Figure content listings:
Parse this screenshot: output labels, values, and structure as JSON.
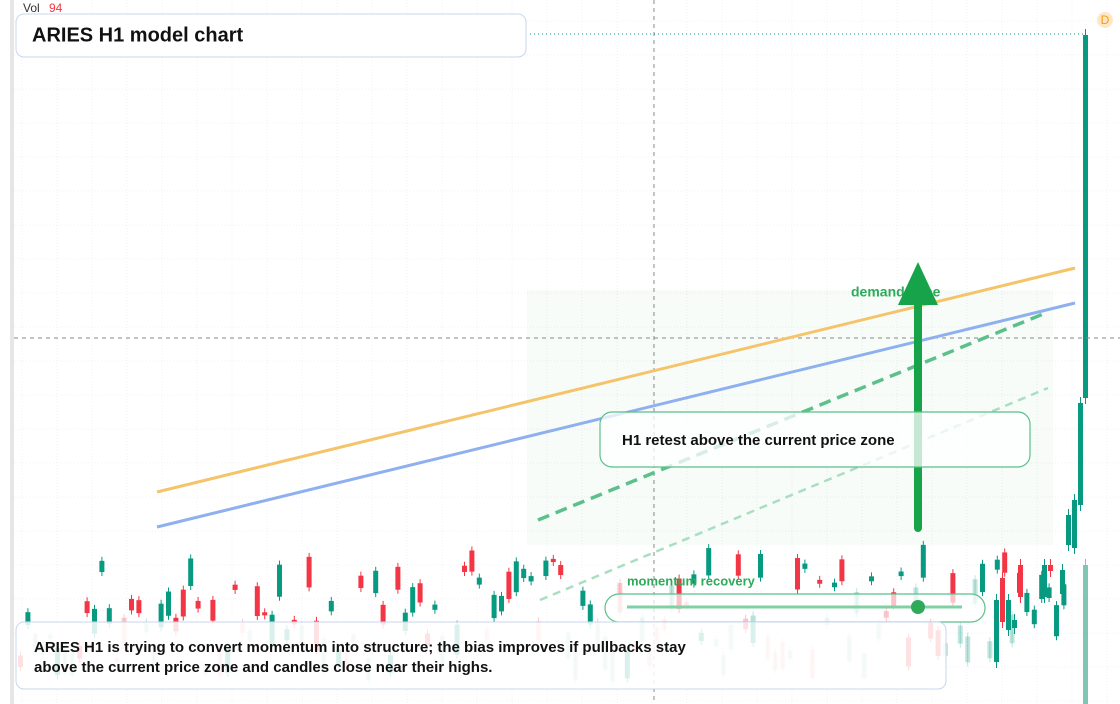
{
  "header": {
    "volume_label": "Vol",
    "volume_value": "94",
    "interval_badge": "D"
  },
  "title": "ARIES H1 model chart",
  "annotations": {
    "demand_zone": "demand zone",
    "retest_callout": "H1 retest above the current price zone",
    "momentum_label": "momentum recovery",
    "summary": [
      "ARIES H1 is trying to convert momentum into structure; the bias improves if pullbacks stay",
      "above the current price zone and candles close near their highs."
    ]
  }
}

» Challenge: Copy everything in the records above except the pictures, exactly as written.

» Written answer:
Parse this screenshot: output labels, values, and structure as JSON.
{
  "header": {
    "volume_label": "Vol",
    "volume_value": "94",
    "interval_badge": "D"
  },
  "title": "ARIES H1 model chart",
  "annotations": {
    "demand_zone": "demand zone",
    "retest_callout": "H1 retest above the current price zone",
    "momentum_label": "momentum recovery",
    "summary": [
      "ARIES H1 is trying to convert momentum into structure; the bias improves if pullbacks stay",
      "above the current price zone and candles close near their highs."
    ]
  }
}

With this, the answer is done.